*** Records shown ***

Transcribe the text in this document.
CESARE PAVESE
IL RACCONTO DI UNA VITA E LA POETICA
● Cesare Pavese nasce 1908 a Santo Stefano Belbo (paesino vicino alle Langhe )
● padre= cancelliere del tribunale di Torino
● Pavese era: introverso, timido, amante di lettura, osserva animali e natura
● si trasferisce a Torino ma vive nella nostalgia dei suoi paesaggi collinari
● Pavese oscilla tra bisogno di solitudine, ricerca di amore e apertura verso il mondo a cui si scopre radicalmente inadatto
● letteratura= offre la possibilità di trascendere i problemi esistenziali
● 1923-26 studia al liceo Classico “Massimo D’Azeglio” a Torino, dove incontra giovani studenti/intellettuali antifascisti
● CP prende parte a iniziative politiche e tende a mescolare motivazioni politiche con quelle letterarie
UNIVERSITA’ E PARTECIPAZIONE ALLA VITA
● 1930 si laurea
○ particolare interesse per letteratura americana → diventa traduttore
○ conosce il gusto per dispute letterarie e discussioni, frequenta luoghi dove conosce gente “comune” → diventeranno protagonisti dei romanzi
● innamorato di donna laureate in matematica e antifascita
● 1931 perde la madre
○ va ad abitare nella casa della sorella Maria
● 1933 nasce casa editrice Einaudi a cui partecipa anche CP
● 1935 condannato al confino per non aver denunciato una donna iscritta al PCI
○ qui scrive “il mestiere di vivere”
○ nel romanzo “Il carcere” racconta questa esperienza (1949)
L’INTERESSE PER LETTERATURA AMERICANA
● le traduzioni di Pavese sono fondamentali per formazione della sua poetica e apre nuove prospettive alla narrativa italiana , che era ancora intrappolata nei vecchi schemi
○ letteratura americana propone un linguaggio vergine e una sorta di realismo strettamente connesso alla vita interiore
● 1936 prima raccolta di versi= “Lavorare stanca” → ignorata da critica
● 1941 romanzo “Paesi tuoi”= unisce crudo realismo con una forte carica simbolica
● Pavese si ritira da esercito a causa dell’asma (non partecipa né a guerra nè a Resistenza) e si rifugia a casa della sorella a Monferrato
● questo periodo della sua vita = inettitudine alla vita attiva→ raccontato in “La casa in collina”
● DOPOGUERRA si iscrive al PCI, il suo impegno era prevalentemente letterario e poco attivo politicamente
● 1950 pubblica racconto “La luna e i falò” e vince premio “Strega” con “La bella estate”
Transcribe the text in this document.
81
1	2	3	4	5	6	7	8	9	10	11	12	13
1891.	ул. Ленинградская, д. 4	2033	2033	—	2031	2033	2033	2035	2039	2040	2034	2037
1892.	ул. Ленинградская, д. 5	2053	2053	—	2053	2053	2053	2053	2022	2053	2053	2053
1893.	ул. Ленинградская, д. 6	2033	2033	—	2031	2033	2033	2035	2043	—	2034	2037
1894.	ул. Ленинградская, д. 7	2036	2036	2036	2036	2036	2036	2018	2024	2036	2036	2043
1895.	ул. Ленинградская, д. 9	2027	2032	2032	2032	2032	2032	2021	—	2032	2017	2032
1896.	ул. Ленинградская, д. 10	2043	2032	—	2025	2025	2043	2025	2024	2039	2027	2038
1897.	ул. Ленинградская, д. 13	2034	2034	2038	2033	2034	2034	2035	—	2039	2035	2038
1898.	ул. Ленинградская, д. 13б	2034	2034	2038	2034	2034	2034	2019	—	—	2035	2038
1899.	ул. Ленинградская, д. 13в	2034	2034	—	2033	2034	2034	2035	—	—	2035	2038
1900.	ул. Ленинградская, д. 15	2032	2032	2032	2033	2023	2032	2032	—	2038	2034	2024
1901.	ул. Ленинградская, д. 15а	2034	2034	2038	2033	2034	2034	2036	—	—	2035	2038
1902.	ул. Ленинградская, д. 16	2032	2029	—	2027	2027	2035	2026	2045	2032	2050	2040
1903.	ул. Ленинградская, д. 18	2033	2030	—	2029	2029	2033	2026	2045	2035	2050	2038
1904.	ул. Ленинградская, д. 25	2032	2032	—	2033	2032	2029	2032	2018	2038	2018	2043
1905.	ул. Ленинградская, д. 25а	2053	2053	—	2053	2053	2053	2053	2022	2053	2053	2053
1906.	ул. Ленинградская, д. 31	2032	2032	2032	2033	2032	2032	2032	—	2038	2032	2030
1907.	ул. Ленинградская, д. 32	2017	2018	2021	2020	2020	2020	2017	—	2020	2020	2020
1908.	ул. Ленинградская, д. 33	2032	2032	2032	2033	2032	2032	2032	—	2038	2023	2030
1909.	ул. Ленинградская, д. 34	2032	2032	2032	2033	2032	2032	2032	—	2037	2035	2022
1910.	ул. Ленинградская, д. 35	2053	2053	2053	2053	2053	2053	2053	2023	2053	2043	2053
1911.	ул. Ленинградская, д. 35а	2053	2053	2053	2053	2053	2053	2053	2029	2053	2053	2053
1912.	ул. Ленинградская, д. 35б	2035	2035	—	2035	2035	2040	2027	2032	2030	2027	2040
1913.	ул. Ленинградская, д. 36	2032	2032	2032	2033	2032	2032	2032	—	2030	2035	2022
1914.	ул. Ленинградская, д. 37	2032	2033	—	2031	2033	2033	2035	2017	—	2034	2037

***

*Exercise prompt*
Pull every line containing "romanzo" out of the data above.

*Task response*
○ nel romanzo “Il carcere” racconta questa esperienza (1949)
● 1941 romanzo “Paesi tuoi”= unisce crudo realismo con una forte carica simbolica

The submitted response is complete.